TASK PROMPT: Here are some records; copy every line that holds the word "USDJPY".

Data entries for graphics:
☆ ☆ ☆
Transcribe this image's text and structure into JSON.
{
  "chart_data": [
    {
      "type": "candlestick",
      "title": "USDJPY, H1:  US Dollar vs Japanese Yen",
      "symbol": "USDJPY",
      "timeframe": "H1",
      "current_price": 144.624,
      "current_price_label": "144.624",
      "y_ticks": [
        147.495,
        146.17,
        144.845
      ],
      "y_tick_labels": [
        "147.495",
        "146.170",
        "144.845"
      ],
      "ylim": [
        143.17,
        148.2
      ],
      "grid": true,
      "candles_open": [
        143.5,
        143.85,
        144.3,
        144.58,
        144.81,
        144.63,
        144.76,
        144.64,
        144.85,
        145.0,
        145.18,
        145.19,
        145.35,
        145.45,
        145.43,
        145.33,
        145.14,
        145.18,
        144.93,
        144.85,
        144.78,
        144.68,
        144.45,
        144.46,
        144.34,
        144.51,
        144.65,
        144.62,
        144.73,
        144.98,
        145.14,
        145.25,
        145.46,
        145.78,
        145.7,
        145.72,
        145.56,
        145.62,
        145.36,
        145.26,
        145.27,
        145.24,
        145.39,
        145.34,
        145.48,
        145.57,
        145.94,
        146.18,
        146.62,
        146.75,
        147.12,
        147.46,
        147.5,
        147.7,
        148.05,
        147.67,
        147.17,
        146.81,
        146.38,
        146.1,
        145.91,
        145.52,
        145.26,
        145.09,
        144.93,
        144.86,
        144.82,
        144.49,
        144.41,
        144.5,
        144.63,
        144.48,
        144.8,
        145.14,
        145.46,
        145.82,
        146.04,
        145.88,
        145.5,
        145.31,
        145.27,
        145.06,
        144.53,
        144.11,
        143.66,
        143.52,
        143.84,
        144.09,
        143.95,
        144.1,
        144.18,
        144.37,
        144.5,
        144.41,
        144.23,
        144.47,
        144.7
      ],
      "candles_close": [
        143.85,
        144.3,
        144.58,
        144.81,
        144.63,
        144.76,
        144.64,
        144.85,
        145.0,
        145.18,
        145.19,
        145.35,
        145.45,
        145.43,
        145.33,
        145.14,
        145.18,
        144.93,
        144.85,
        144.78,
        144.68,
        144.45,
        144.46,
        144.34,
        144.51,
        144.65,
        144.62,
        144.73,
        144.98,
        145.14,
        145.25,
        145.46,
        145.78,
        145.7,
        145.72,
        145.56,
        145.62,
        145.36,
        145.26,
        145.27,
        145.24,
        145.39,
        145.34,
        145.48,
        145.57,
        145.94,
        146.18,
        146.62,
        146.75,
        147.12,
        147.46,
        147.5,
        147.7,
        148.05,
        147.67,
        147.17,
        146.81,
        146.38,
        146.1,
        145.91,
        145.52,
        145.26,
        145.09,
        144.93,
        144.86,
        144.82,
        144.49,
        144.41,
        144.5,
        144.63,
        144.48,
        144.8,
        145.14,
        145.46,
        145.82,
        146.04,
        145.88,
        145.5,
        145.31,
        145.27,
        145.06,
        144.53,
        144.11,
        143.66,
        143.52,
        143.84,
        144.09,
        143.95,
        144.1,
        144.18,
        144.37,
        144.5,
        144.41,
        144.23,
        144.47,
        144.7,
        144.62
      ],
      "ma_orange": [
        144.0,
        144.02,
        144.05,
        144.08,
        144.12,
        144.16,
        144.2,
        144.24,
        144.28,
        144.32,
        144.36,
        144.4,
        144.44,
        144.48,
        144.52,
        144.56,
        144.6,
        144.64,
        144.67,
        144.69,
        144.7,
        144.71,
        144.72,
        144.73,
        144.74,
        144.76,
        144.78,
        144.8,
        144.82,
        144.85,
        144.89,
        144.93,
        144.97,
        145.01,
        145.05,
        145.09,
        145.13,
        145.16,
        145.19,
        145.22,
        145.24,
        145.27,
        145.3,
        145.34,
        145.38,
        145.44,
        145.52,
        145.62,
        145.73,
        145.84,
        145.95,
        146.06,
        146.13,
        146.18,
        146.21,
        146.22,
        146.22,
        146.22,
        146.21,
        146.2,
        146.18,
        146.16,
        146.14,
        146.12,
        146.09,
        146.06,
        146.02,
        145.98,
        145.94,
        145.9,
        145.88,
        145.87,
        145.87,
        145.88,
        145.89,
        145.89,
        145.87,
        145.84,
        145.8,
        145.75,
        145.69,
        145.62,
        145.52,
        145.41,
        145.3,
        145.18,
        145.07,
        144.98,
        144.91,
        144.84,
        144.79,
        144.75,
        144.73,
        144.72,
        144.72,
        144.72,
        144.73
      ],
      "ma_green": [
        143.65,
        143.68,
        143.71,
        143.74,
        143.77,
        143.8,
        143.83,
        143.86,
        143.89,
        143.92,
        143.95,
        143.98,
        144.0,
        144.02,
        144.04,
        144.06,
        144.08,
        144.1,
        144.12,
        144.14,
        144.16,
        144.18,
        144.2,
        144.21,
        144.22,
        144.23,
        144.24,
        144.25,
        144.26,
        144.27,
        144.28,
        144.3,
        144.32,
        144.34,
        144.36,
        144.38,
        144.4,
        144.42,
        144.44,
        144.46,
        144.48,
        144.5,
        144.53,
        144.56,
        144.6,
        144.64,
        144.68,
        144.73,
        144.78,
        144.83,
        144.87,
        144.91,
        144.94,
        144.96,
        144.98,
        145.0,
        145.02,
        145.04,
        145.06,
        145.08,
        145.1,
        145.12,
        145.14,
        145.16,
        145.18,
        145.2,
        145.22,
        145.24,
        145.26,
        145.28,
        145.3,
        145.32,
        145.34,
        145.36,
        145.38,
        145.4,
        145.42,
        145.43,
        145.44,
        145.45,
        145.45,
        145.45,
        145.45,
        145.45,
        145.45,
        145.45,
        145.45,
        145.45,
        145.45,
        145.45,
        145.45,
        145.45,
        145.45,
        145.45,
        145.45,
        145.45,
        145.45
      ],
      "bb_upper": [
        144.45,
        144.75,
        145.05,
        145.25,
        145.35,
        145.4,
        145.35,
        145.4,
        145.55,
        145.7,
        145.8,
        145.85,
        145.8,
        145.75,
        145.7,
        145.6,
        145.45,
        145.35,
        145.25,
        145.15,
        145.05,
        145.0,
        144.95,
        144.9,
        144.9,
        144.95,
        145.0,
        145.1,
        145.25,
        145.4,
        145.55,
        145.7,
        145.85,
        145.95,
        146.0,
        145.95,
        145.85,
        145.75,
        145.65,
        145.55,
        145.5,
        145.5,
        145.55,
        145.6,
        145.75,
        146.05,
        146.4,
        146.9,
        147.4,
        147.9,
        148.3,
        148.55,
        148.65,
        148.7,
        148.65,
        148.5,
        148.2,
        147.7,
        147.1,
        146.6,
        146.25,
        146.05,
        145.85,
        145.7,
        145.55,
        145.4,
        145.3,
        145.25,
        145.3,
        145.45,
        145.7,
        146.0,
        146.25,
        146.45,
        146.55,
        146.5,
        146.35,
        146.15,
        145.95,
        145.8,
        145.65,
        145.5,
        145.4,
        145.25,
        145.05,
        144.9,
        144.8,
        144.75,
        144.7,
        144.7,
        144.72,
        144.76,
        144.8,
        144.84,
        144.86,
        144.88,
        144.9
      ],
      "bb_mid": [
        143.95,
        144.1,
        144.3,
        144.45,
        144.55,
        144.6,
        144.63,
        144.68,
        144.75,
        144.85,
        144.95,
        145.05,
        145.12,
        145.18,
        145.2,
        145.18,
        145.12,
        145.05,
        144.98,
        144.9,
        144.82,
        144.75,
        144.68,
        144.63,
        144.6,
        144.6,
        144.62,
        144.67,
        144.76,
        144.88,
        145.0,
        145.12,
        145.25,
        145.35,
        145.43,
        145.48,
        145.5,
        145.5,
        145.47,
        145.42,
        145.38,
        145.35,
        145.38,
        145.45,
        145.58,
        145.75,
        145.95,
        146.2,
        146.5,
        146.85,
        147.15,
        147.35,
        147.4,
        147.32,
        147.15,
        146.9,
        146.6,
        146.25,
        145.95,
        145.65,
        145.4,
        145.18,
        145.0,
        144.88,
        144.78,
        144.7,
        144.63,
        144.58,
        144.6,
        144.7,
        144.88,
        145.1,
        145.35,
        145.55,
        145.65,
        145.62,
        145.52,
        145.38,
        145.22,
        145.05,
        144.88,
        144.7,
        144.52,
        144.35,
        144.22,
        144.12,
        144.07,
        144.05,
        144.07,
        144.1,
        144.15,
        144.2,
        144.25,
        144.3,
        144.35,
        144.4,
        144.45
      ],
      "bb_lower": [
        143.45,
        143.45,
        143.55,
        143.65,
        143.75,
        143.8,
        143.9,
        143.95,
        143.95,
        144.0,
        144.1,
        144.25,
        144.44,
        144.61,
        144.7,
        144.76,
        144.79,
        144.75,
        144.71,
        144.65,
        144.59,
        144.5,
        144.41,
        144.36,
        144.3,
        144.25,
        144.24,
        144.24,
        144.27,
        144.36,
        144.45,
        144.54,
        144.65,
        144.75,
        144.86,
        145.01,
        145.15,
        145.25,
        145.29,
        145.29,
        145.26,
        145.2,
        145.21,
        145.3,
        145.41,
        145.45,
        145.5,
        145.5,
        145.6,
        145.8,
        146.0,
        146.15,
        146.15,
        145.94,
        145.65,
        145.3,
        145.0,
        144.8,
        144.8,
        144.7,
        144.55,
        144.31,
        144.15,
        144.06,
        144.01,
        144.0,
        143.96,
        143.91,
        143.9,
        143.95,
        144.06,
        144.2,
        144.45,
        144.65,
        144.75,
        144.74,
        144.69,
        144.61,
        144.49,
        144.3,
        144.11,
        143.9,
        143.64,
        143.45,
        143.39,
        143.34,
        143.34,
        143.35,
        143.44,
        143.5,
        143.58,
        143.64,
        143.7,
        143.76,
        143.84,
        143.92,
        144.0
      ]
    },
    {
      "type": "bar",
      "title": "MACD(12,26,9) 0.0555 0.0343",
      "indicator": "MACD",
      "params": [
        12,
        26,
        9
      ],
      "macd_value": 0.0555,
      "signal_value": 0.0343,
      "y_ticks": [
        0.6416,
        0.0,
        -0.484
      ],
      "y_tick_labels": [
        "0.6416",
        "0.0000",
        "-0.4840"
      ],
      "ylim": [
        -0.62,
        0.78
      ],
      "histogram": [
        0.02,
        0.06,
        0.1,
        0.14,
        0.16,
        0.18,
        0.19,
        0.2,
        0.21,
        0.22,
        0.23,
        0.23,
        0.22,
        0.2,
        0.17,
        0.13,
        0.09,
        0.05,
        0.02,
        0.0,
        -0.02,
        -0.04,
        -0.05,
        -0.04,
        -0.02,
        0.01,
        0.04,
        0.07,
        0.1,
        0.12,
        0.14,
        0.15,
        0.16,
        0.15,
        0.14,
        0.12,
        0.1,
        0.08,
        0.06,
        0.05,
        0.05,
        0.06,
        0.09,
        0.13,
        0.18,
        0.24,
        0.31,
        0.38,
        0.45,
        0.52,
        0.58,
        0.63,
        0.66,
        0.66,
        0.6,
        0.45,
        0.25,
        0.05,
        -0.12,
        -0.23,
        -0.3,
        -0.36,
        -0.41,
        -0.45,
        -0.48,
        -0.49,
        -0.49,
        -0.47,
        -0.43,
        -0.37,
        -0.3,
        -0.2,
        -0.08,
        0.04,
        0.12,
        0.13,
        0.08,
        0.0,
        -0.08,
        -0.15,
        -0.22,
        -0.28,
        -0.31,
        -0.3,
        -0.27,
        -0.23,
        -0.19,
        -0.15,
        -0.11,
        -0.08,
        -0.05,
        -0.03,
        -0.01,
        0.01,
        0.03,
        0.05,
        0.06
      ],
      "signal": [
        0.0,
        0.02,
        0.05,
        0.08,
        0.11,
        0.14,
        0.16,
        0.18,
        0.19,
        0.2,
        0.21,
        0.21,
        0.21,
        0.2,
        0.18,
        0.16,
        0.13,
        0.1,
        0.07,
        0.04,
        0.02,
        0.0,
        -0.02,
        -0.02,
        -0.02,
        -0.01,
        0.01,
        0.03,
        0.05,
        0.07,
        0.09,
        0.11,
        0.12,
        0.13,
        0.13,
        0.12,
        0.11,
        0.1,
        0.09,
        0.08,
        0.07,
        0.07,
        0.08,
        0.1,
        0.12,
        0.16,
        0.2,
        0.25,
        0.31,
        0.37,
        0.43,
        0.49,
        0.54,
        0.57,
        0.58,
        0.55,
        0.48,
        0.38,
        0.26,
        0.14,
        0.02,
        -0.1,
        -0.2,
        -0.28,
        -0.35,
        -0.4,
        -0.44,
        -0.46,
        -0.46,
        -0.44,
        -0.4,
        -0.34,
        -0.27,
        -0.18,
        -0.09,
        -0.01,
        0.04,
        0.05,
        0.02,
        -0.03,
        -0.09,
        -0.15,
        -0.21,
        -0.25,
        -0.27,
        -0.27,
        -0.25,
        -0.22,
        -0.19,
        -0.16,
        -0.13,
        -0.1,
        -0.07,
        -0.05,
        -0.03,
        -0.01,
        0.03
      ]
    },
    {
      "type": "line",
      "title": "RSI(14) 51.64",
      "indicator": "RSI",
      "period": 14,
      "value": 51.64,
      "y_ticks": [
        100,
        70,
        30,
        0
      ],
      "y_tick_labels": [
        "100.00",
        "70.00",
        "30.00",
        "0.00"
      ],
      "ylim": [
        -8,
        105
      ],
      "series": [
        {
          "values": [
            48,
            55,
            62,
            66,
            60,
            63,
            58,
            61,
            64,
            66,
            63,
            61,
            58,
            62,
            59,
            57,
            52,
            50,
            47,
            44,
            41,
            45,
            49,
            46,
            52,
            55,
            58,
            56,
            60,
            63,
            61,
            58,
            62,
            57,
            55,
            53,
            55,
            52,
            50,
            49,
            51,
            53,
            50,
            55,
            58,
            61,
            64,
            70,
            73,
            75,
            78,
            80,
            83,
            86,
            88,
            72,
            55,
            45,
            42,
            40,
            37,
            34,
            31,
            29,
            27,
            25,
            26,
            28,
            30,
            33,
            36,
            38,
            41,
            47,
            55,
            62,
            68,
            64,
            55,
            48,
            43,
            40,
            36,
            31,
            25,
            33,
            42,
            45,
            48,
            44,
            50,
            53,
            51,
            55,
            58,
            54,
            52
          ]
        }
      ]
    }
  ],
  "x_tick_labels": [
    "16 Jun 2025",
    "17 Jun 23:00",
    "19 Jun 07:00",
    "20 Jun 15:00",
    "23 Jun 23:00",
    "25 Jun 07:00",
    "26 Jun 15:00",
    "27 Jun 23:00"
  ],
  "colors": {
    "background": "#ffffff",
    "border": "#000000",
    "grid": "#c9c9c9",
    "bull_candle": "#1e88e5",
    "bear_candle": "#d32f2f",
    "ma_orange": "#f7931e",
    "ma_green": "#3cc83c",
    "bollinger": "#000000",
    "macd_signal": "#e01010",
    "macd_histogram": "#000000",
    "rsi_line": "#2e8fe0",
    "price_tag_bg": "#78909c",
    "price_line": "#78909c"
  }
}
☆ ☆ ☆
THE RESULT:
      "title": "USDJPY, H1:  US Dollar vs Japanese Yen",
      "symbol": "USDJPY",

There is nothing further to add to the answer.